Transcribe the records that follow in their entirety, omitting any pictures.

START SOURCE RECORDS

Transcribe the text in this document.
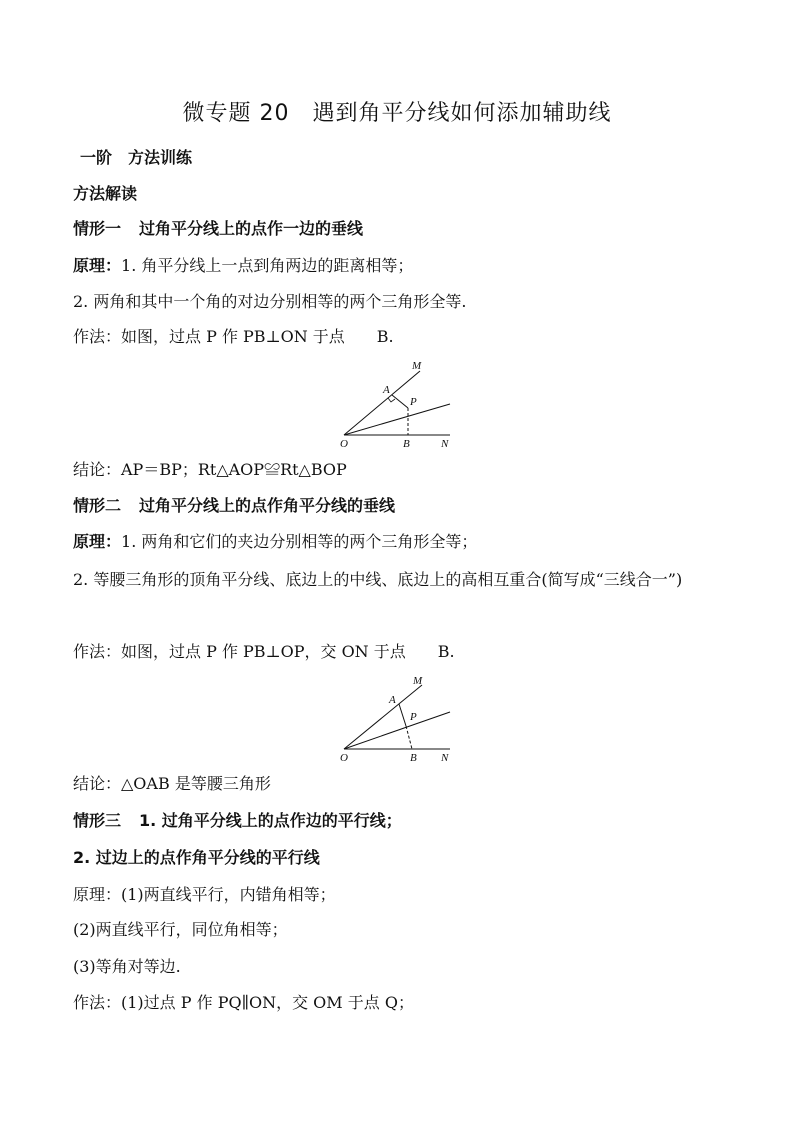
微专题 20　遇到角平分线如何添加辅助线
一阶　方法训练
方法解读
情形一 过角平分线上的点作一边的垂线
原理：1. 角平分线上一点到角两边的距离相等；
2. 两角和其中一个角的对边分别相等的两个三角形全等.
作法：如图，过点 P 作 PB⊥ON 于点　　B.
M
A
P
O	B	N
结论：AP＝BP；Rt△AOP≌Rt△BOP
情形二 过角平分线上的点作角平分线的垂线
原理：1. 两角和它们的夹边分别相等的两个三角形全等；
2. 等腰三角形的顶角平分线、底边上的中线、底边上的高相互重合(简写成“三线合一”)
作法：如图，过点 P 作 PB⊥OP，交 ON 于点　　B.
M
A
P
O	B N
结论：△OAB 是等腰三角形
情形三 1. 过角平分线上的点作边的平行线；
2. 过边上的点作角平分线的平行线
原理：(1)两直线平行，内错角相等；
(2)两直线平行，同位角相等；
(3)等角对等边.
作法：(1)过点 P 作 PQ∥ON，交 OM 于点 Q；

END SOURCE RECORDS

** SOLUTION FOR THIS TASK **
Transcribe the text in this document.
微专题 20　遇到角平分线如何添加辅助线
一阶　方法训练
方法解读
情形一 过角平分线上的点作一边的垂线
原理：1. 角平分线上一点到角两边的距离相等；
2. 两角和其中一个角的对边分别相等的两个三角形全等.
作法：如图，过点 P 作 PB⊥ON 于点　　B.
M
A
P
O	B	N
结论：AP＝BP；Rt△AOP≌Rt△BOP
情形二 过角平分线上的点作角平分线的垂线
原理：1. 两角和它们的夹边分别相等的两个三角形全等；
2. 等腰三角形的顶角平分线、底边上的中线、底边上的高相互重合(简写成“三线合一”)
作法：如图，过点 P 作 PB⊥OP，交 ON 于点　　B.
M
A
P
O	B N
结论：△OAB 是等腰三角形
情形三 1. 过角平分线上的点作边的平行线；
2. 过边上的点作角平分线的平行线
原理：(1)两直线平行，内错角相等；
(2)两直线平行，同位角相等；
(3)等角对等边.
作法：(1)过点 P 作 PQ∥ON，交 OM 于点 Q；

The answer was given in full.